TO DO
Report the count of lines below that include "from", without any other text.

SUPPLIED RECORDS

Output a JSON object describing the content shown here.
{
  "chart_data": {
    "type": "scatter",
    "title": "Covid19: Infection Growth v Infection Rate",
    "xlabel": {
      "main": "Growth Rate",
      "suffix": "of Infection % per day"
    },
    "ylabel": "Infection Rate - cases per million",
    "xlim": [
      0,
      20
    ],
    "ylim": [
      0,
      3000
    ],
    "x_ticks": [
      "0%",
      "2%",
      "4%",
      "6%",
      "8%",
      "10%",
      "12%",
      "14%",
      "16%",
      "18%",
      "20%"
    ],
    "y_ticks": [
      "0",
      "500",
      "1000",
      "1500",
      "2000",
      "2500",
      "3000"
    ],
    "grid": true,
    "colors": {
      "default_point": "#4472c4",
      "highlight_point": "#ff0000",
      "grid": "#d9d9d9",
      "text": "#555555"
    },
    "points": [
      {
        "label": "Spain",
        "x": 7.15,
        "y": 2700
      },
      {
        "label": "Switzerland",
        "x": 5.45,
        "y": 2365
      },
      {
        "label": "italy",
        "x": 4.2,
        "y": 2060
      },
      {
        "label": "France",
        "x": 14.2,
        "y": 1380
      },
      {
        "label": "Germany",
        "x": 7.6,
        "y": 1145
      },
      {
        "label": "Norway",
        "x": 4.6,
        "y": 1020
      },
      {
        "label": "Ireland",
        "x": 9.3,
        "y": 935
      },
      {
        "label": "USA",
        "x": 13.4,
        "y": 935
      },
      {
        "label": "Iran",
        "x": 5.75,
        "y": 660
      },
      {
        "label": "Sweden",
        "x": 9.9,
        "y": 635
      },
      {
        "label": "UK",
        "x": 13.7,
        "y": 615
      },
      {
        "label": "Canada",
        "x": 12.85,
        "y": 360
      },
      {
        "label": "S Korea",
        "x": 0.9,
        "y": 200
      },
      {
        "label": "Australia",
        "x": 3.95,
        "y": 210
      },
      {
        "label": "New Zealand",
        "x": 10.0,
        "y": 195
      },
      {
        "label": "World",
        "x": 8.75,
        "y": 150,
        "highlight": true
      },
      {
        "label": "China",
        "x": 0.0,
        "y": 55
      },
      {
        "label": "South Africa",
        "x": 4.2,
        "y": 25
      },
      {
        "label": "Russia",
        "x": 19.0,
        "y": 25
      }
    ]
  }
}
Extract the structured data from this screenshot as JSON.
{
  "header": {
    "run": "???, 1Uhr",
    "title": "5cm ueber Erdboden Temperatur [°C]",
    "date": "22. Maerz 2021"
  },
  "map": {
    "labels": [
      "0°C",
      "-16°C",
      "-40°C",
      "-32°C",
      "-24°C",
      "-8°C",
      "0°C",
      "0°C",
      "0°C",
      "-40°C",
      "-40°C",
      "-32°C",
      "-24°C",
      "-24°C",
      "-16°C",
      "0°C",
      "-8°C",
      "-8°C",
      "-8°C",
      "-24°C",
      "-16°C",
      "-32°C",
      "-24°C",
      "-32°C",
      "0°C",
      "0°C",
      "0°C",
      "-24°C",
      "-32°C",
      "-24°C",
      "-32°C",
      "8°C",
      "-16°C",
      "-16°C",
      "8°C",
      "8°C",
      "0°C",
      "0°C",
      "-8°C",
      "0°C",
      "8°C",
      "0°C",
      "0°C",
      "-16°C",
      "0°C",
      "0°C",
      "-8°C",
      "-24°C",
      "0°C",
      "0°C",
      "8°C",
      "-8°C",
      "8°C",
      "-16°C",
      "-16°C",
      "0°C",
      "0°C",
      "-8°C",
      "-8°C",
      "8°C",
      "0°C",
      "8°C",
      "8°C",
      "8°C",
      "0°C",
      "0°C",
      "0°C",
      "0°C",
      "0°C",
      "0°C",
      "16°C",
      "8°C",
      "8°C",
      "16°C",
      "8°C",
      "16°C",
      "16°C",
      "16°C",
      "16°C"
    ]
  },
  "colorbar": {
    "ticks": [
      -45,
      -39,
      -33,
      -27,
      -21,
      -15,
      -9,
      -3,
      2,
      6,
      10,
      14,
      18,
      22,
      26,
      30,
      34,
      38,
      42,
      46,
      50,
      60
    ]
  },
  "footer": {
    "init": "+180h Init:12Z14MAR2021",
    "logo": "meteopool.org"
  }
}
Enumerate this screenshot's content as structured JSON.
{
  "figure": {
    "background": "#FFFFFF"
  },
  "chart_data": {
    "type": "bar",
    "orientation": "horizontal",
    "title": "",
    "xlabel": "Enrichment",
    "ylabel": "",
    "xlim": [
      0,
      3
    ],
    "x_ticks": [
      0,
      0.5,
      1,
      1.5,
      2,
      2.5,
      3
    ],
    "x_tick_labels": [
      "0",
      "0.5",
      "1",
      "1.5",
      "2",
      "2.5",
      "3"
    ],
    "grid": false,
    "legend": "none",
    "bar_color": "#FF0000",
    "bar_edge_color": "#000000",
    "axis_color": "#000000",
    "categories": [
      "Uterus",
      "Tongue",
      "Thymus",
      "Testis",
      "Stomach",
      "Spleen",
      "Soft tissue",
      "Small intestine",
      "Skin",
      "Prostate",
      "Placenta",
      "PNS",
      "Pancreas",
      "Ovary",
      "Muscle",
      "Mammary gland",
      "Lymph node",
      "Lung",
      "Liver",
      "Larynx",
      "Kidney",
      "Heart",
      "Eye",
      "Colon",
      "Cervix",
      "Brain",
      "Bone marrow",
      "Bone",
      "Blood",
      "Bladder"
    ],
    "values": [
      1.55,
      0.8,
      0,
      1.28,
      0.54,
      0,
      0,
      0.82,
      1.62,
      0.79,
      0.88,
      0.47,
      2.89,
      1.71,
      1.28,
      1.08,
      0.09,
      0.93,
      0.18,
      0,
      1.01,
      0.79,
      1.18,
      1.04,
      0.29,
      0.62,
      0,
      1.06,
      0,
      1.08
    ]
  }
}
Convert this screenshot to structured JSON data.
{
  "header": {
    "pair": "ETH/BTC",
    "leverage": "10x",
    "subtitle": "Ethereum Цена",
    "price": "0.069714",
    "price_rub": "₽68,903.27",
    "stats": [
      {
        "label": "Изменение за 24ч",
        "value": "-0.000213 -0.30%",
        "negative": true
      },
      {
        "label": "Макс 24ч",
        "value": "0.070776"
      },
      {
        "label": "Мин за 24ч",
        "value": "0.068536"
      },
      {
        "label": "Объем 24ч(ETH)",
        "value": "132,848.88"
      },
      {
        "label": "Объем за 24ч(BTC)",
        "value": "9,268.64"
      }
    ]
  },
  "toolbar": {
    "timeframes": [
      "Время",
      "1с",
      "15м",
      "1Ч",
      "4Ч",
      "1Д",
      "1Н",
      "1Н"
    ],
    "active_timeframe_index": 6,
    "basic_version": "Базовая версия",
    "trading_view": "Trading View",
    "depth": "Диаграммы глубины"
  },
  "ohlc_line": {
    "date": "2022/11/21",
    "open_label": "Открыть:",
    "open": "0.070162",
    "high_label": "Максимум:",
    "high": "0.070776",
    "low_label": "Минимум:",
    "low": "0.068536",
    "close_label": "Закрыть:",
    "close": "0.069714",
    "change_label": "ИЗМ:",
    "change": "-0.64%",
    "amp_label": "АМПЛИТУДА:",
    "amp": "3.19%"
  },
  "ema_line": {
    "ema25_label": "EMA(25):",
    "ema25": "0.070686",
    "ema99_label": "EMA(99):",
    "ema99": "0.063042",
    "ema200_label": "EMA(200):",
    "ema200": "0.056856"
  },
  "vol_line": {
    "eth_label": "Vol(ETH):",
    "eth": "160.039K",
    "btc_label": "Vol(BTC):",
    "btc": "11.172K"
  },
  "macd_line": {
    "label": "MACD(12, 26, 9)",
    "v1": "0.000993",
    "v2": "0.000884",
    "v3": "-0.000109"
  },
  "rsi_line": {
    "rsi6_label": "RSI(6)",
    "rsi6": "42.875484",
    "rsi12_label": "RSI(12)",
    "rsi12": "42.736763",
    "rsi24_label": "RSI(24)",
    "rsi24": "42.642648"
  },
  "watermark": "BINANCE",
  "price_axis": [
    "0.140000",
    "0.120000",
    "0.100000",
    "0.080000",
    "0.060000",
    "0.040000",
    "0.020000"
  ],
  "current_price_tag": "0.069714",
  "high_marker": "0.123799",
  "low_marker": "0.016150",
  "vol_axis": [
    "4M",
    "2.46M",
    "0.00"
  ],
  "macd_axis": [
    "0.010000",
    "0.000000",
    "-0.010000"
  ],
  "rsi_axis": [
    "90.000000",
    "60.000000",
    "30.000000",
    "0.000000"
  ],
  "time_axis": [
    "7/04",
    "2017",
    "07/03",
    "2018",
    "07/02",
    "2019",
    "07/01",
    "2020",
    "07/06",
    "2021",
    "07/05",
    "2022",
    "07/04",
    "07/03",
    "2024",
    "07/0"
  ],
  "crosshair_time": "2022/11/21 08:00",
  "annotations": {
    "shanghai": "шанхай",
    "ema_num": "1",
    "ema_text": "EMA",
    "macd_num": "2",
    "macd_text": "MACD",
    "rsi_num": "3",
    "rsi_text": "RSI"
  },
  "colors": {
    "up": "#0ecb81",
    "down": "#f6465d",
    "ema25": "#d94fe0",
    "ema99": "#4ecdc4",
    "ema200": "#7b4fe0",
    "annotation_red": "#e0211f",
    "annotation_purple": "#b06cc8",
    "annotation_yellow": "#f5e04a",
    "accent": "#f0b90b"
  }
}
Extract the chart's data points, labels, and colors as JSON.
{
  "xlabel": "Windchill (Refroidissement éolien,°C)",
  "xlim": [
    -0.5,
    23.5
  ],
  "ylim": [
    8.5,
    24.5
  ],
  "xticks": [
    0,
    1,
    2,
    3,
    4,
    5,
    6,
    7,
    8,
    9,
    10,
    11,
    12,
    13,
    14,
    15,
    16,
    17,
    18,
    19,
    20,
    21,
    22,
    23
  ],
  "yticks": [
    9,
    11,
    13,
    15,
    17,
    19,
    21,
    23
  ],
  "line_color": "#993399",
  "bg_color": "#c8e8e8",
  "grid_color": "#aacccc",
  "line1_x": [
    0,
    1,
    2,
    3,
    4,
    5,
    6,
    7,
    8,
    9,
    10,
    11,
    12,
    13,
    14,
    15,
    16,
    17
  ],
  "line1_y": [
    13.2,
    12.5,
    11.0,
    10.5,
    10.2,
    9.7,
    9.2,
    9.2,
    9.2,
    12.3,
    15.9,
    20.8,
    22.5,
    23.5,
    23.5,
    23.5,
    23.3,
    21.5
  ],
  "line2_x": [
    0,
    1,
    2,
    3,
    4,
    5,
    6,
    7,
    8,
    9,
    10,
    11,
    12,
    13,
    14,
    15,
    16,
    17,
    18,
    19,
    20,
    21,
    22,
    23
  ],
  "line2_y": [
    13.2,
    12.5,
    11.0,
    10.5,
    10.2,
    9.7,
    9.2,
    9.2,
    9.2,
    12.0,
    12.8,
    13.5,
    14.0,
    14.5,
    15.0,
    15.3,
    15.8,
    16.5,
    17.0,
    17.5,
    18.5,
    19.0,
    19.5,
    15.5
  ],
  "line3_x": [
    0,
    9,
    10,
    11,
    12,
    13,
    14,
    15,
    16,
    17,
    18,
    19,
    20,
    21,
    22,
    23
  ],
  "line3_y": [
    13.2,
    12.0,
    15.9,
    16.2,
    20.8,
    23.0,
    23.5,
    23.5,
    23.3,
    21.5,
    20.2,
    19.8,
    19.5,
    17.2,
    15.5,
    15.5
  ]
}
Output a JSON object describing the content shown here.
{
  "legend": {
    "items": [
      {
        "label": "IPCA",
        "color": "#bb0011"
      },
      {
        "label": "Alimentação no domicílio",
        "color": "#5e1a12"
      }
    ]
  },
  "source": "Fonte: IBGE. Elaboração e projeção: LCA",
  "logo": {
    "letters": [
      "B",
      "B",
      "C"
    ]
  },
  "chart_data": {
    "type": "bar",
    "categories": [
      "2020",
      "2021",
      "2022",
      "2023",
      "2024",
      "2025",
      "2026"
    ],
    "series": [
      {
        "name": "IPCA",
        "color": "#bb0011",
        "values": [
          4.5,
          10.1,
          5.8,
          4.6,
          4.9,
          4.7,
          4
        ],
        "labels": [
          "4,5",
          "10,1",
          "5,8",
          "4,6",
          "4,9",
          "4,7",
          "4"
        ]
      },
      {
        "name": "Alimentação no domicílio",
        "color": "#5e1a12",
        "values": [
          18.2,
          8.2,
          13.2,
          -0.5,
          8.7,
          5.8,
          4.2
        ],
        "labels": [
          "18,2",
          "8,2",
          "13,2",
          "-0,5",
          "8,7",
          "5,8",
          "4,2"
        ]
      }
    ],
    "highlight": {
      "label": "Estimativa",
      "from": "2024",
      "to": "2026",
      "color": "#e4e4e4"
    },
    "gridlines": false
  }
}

ANSWER TO THE PROBLEM
2